=== Stored data ===

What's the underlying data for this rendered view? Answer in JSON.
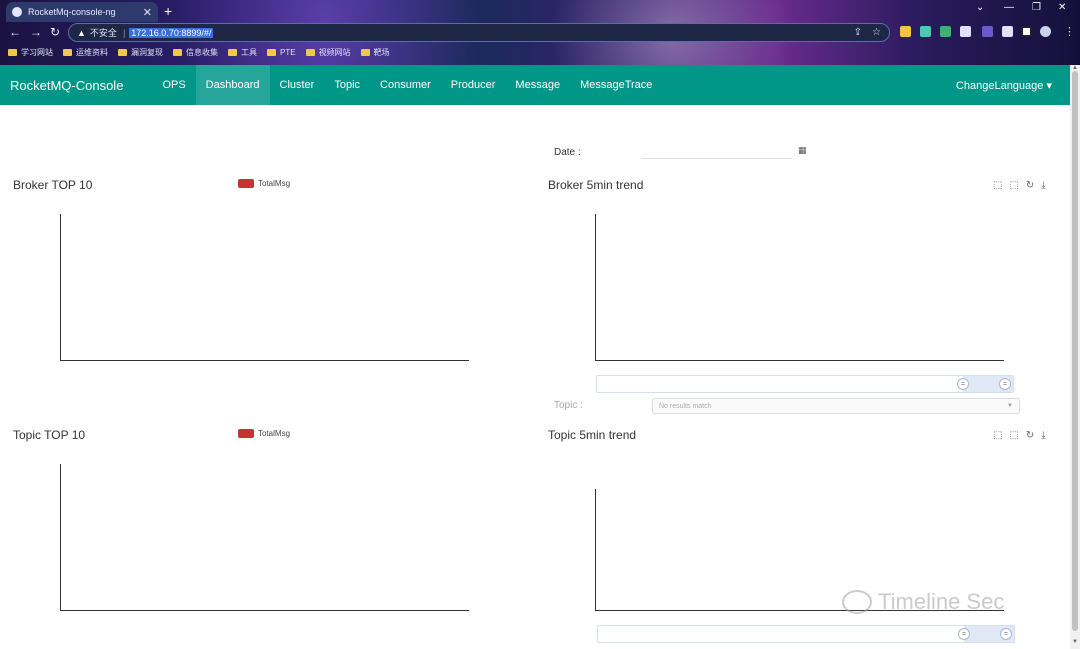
{
  "browser": {
    "tab_title": "RocketMq-console-ng",
    "insecure_label": "不安全",
    "url": "172.16.0.70:8899/#/",
    "bookmarks": [
      "学习网站",
      "运维资料",
      "漏洞复现",
      "信息收集",
      "工具",
      "PTE",
      "视频网站",
      "靶场"
    ]
  },
  "nav": {
    "brand": "RocketMQ-Console",
    "items": [
      "OPS",
      "Dashboard",
      "Cluster",
      "Topic",
      "Consumer",
      "Producer",
      "Message",
      "MessageTrace"
    ],
    "active": "Dashboard",
    "language": "ChangeLanguage"
  },
  "dashboard": {
    "date_label": "Date :",
    "broker_top_title": "Broker TOP 10",
    "broker_trend_title": "Broker 5min trend",
    "topic_top_title": "Topic TOP 10",
    "topic_trend_title": "Topic 5min trend",
    "legend_label": "TotalMsg",
    "topic_select_label": "Topic :",
    "topic_select_placeholder": "No results match"
  },
  "watermark": "Timeline Sec",
  "colors": {
    "navbar": "#009688",
    "navbar_active": "#26a69a",
    "legend_swatch": "#c23531"
  }
}
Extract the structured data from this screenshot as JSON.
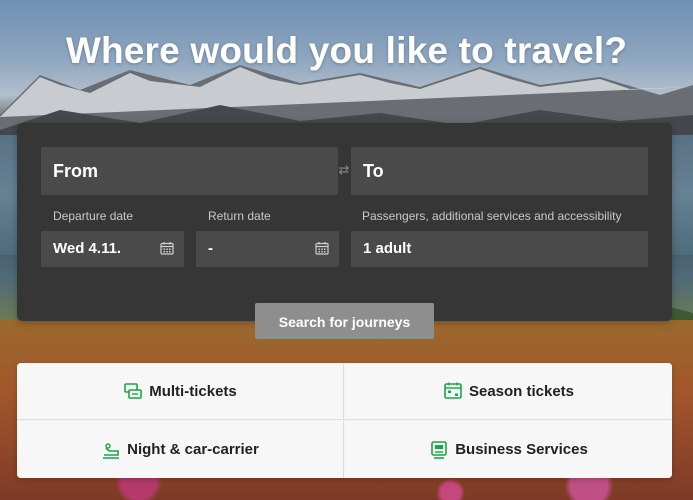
{
  "hero": {
    "headline": "Where would you like to travel?"
  },
  "search": {
    "from_label": "From",
    "to_label": "To",
    "departure_label": "Departure date",
    "departure_value": "Wed 4.11.",
    "return_label": "Return date",
    "return_value": "-",
    "passengers_label": "Passengers, additional services and accessibility",
    "passengers_value": "1 adult",
    "submit_label": "Search for journeys"
  },
  "services": [
    {
      "label": "Multi-tickets",
      "icon": "multi-ticket-icon"
    },
    {
      "label": "Season tickets",
      "icon": "season-ticket-icon"
    },
    {
      "label": "Night & car-carrier",
      "icon": "night-train-icon"
    },
    {
      "label": "Business Services",
      "icon": "business-icon"
    }
  ],
  "colors": {
    "accent": "#1aa646",
    "panel": "#363636",
    "field": "#4a4a4a",
    "button": "#8e8e8e"
  }
}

===

[Work required]
Print out every entry above without changing a word, and leave out the pictures.

[Result for this task]
What's the underlying data for this rendered view? Answer in JSON.
{
  "browser": {
    "tab_title": "RocketMq-console-ng",
    "insecure_label": "不安全",
    "url": "172.16.0.70:8899/#/",
    "bookmarks": [
      "学习网站",
      "运维资料",
      "漏洞复现",
      "信息收集",
      "工具",
      "PTE",
      "视频网站",
      "靶场"
    ]
  },
  "nav": {
    "brand": "RocketMQ-Console",
    "items": [
      "OPS",
      "Dashboard",
      "Cluster",
      "Topic",
      "Consumer",
      "Producer",
      "Message",
      "MessageTrace"
    ],
    "active": "Dashboard",
    "language": "ChangeLanguage"
  },
  "dashboard": {
    "date_label": "Date :",
    "broker_top_title": "Broker TOP 10",
    "broker_trend_title": "Broker 5min trend",
    "topic_top_title": "Topic TOP 10",
    "topic_trend_title": "Topic 5min trend",
    "legend_label": "TotalMsg",
    "topic_select_label": "Topic :",
    "topic_select_placeholder": "No results match"
  },
  "watermark": "Timeline Sec",
  "colors": {
    "navbar": "#009688",
    "navbar_active": "#26a69a",
    "legend_swatch": "#c23531"
  }
}
Extract the structured data from this screenshot as JSON.
{
  "hero": {
    "headline": "Where would you like to travel?"
  },
  "search": {
    "from_label": "From",
    "to_label": "To",
    "departure_label": "Departure date",
    "departure_value": "Wed 4.11.",
    "return_label": "Return date",
    "return_value": "-",
    "passengers_label": "Passengers, additional services and accessibility",
    "passengers_value": "1 adult",
    "submit_label": "Search for journeys"
  },
  "services": [
    {
      "label": "Multi-tickets",
      "icon": "multi-ticket-icon"
    },
    {
      "label": "Season tickets",
      "icon": "season-ticket-icon"
    },
    {
      "label": "Night & car-carrier",
      "icon": "night-train-icon"
    },
    {
      "label": "Business Services",
      "icon": "business-icon"
    }
  ],
  "colors": {
    "accent": "#1aa646",
    "panel": "#363636",
    "field": "#4a4a4a",
    "button": "#8e8e8e"
  }
}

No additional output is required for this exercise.